- WRITTEN EXERCISE -
Return the data exactly, with all pictures removed.

- RECORDS FOR THE EXERCISE -

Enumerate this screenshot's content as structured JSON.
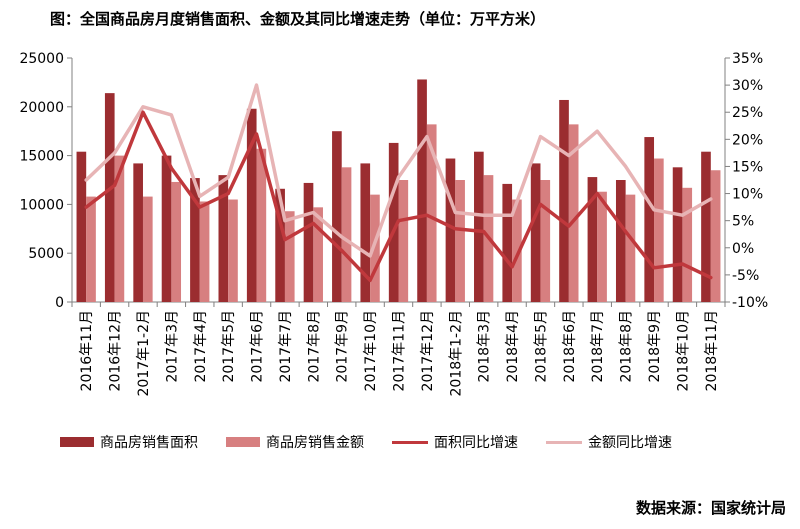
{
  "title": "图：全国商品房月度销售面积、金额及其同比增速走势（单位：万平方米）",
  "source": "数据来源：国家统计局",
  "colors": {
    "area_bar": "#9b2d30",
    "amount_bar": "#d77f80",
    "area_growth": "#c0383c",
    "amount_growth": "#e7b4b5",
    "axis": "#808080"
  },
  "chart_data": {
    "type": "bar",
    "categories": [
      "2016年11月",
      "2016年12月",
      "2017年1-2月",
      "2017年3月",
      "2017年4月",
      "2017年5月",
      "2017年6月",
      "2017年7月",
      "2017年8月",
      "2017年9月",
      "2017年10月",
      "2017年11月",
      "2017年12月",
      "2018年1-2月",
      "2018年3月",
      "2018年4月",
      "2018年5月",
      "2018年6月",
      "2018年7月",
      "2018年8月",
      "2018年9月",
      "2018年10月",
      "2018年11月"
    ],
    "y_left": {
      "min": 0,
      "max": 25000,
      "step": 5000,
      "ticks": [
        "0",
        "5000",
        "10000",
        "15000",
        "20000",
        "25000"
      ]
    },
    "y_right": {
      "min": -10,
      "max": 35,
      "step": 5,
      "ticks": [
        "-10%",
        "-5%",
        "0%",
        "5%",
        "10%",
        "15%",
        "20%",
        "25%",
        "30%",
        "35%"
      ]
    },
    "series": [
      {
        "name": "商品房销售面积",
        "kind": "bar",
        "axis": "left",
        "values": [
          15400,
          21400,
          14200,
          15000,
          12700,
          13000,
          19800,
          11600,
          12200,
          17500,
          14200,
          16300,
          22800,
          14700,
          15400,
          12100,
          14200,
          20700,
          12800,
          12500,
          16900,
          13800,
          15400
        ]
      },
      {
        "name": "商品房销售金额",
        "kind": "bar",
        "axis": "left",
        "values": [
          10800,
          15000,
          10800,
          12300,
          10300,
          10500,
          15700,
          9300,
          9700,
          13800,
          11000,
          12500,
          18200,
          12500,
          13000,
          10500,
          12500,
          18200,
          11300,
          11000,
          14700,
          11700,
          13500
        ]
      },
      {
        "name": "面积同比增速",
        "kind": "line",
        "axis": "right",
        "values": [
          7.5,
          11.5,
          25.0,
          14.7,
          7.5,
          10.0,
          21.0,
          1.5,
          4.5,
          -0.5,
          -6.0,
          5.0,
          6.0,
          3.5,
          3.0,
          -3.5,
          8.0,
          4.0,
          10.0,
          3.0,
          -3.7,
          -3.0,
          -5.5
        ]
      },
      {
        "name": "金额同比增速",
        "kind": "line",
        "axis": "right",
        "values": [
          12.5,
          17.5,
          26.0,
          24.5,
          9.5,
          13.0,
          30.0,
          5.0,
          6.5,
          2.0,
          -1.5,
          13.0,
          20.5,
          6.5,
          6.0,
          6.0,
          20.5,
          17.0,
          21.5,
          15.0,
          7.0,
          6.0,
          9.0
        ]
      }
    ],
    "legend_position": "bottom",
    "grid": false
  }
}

- THE REPLY -
Enumerate this screenshot's content as structured JSON.
{
  "title": "图：全国商品房月度销售面积、金额及其同比增速走势（单位：万平方米）",
  "source": "数据来源：国家统计局",
  "colors": {
    "area_bar": "#9b2d30",
    "amount_bar": "#d77f80",
    "area_growth": "#c0383c",
    "amount_growth": "#e7b4b5",
    "axis": "#808080"
  },
  "chart_data": {
    "type": "bar",
    "categories": [
      "2016年11月",
      "2016年12月",
      "2017年1-2月",
      "2017年3月",
      "2017年4月",
      "2017年5月",
      "2017年6月",
      "2017年7月",
      "2017年8月",
      "2017年9月",
      "2017年10月",
      "2017年11月",
      "2017年12月",
      "2018年1-2月",
      "2018年3月",
      "2018年4月",
      "2018年5月",
      "2018年6月",
      "2018年7月",
      "2018年8月",
      "2018年9月",
      "2018年10月",
      "2018年11月"
    ],
    "y_left": {
      "min": 0,
      "max": 25000,
      "step": 5000,
      "ticks": [
        "0",
        "5000",
        "10000",
        "15000",
        "20000",
        "25000"
      ]
    },
    "y_right": {
      "min": -10,
      "max": 35,
      "step": 5,
      "ticks": [
        "-10%",
        "-5%",
        "0%",
        "5%",
        "10%",
        "15%",
        "20%",
        "25%",
        "30%",
        "35%"
      ]
    },
    "series": [
      {
        "name": "商品房销售面积",
        "kind": "bar",
        "axis": "left",
        "values": [
          15400,
          21400,
          14200,
          15000,
          12700,
          13000,
          19800,
          11600,
          12200,
          17500,
          14200,
          16300,
          22800,
          14700,
          15400,
          12100,
          14200,
          20700,
          12800,
          12500,
          16900,
          13800,
          15400
        ]
      },
      {
        "name": "商品房销售金额",
        "kind": "bar",
        "axis": "left",
        "values": [
          10800,
          15000,
          10800,
          12300,
          10300,
          10500,
          15700,
          9300,
          9700,
          13800,
          11000,
          12500,
          18200,
          12500,
          13000,
          10500,
          12500,
          18200,
          11300,
          11000,
          14700,
          11700,
          13500
        ]
      },
      {
        "name": "面积同比增速",
        "kind": "line",
        "axis": "right",
        "values": [
          7.5,
          11.5,
          25.0,
          14.7,
          7.5,
          10.0,
          21.0,
          1.5,
          4.5,
          -0.5,
          -6.0,
          5.0,
          6.0,
          3.5,
          3.0,
          -3.5,
          8.0,
          4.0,
          10.0,
          3.0,
          -3.7,
          -3.0,
          -5.5
        ]
      },
      {
        "name": "金额同比增速",
        "kind": "line",
        "axis": "right",
        "values": [
          12.5,
          17.5,
          26.0,
          24.5,
          9.5,
          13.0,
          30.0,
          5.0,
          6.5,
          2.0,
          -1.5,
          13.0,
          20.5,
          6.5,
          6.0,
          6.0,
          20.5,
          17.0,
          21.5,
          15.0,
          7.0,
          6.0,
          9.0
        ]
      }
    ],
    "legend_position": "bottom",
    "grid": false
  }
}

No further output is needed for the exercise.